What the task requires: Transcribe every record that appears below, exactly and in full.

Input material:

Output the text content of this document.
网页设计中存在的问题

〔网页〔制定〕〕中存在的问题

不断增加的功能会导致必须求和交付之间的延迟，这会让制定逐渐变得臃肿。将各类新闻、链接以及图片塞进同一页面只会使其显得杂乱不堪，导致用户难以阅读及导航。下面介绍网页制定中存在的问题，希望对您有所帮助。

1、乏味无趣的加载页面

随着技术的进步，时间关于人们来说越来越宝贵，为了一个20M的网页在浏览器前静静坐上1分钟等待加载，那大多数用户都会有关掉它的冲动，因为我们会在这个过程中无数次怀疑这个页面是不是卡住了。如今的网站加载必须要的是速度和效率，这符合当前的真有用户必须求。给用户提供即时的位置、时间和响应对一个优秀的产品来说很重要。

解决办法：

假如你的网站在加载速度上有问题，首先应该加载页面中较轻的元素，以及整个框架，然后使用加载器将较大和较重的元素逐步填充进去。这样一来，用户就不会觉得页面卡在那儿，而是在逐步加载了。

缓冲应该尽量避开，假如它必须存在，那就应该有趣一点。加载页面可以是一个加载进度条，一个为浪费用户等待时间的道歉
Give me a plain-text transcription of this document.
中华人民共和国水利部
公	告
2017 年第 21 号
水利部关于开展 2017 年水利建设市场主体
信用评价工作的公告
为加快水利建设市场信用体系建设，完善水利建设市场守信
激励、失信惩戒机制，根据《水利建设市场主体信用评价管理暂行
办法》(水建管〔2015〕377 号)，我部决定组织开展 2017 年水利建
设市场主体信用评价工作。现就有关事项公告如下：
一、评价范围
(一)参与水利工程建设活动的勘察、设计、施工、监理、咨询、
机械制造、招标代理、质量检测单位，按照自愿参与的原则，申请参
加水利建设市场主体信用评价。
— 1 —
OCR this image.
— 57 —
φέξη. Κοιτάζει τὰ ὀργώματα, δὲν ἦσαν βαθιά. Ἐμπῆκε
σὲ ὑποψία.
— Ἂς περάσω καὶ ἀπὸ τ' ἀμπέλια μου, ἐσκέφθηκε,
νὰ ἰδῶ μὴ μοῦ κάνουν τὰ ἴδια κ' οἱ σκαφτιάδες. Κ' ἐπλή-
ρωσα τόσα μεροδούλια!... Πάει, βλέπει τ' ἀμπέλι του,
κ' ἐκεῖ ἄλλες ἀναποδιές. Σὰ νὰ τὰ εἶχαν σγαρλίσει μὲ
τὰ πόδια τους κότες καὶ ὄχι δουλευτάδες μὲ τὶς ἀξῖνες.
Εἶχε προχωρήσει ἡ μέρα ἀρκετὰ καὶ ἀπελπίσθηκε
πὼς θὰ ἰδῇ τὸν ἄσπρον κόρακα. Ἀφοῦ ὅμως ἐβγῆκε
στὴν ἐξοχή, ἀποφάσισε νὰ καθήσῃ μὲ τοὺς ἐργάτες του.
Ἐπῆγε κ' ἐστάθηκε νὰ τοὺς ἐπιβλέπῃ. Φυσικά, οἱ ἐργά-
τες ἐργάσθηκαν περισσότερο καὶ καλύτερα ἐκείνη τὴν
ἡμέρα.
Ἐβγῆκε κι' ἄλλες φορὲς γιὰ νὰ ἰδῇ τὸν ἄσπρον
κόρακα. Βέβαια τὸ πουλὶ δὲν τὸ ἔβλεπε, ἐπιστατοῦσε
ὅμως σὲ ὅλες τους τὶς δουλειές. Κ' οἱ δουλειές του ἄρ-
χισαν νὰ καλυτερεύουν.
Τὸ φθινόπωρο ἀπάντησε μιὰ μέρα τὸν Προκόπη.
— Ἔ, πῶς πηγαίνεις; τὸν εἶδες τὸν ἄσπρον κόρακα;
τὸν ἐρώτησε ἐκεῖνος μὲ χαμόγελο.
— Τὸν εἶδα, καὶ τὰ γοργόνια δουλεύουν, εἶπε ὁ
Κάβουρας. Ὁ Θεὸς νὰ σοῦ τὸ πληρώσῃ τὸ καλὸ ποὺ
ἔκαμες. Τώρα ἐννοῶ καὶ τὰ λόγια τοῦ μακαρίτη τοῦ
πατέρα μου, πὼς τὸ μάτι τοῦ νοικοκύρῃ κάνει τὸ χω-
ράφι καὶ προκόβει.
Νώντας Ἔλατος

Exercise answer:
Output the text content of this document.
网页设计中存在的问题

〔网页〔制定〕〕中存在的问题

不断增加的功能会导致必须求和交付之间的延迟，这会让制定逐渐变得臃肿。将各类新闻、链接以及图片塞进同一页面只会使其显得杂乱不堪，导致用户难以阅读及导航。下面介绍网页制定中存在的问题，希望对您有所帮助。

1、乏味无趣的加载页面

随着技术的进步，时间关于人们来说越来越宝贵，为了一个20M的网页在浏览器前静静坐上1分钟等待加载，那大多数用户都会有关掉它的冲动，因为我们会在这个过程中无数次怀疑这个页面是不是卡住了。如今的网站加载必须要的是速度和效率，这符合当前的真有用户必须求。给用户提供即时的位置、时间和响应对一个优秀的产品来说很重要。

解决办法：

假如你的网站在加载速度上有问题，首先应该加载页面中较轻的元素，以及整个框架，然后使用加载器将较大和较重的元素逐步填充进去。这样一来，用户就不会觉得页面卡在那儿，而是在逐步加载了。

缓冲应该尽量避开，假如它必须存在，那就应该有趣一点。加载页面可以是一个加载进度条，一个为浪费用户等待时间的道歉
Give me a plain-text transcription of this document.
中华人民共和国水利部
公	告
2017 年第 21 号
水利部关于开展 2017 年水利建设市场主体
信用评价工作的公告
为加快水利建设市场信用体系建设，完善水利建设市场守信
激励、失信惩戒机制，根据《水利建设市场主体信用评价管理暂行
办法》(水建管〔2015〕377 号)，我部决定组织开展 2017 年水利建
设市场主体信用评价工作。现就有关事项公告如下：
一、评价范围
(一)参与水利工程建设活动的勘察、设计、施工、监理、咨询、
机械制造、招标代理、质量检测单位，按照自愿参与的原则，申请参
加水利建设市场主体信用评价。
— 1 —
OCR this image.
— 57 —
φέξη. Κοιτάζει τὰ ὀργώματα, δὲν ἦσαν βαθιά. Ἐμπῆκε
σὲ ὑποψία.
— Ἂς περάσω καὶ ἀπὸ τ' ἀμπέλια μου, ἐσκέφθηκε,
νὰ ἰδῶ μὴ μοῦ κάνουν τὰ ἴδια κ' οἱ σκαφτιάδες. Κ' ἐπλή-
ρωσα τόσα μεροδούλια!... Πάει, βλέπει τ' ἀμπέλι του,
κ' ἐκεῖ ἄλλες ἀναποδιές. Σὰ νὰ τὰ εἶχαν σγαρλίσει μὲ
τὰ πόδια τους κότες καὶ ὄχι δουλευτάδες μὲ τὶς ἀξῖνες.
Εἶχε προχωρήσει ἡ μέρα ἀρκετὰ καὶ ἀπελπίσθηκε
πὼς θὰ ἰδῇ τὸν ἄσπρον κόρακα. Ἀφοῦ ὅμως ἐβγῆκε
στὴν ἐξοχή, ἀποφάσισε νὰ καθήσῃ μὲ τοὺς ἐργάτες του.
Ἐπῆγε κ' ἐστάθηκε νὰ τοὺς ἐπιβλέπῃ. Φυσικά, οἱ ἐργά-
τες ἐργάσθηκαν περισσότερο καὶ καλύτερα ἐκείνη τὴν
ἡμέρα.
Ἐβγῆκε κι' ἄλλες φορὲς γιὰ νὰ ἰδῇ τὸν ἄσπρον
κόρακα. Βέβαια τὸ πουλὶ δὲν τὸ ἔβλεπε, ἐπιστατοῦσε
ὅμως σὲ ὅλες τους τὶς δουλειές. Κ' οἱ δουλειές του ἄρ-
χισαν νὰ καλυτερεύουν.
Τὸ φθινόπωρο ἀπάντησε μιὰ μέρα τὸν Προκόπη.
— Ἔ, πῶς πηγαίνεις; τὸν εἶδες τὸν ἄσπρον κόρακα;
τὸν ἐρώτησε ἐκεῖνος μὲ χαμόγελο.
— Τὸν εἶδα, καὶ τὰ γοργόνια δουλεύουν, εἶπε ὁ
Κάβουρας. Ὁ Θεὸς νὰ σοῦ τὸ πληρώσῃ τὸ καλὸ ποὺ
ἔκαμες. Τώρα ἐννοῶ καὶ τὰ λόγια τοῦ μακαρίτη τοῦ
πατέρα μου, πὼς τὸ μάτι τοῦ νοικοκύρῃ κάνει τὸ χω-
ράφι καὶ προκόβει.
Νώντας Ἔλατος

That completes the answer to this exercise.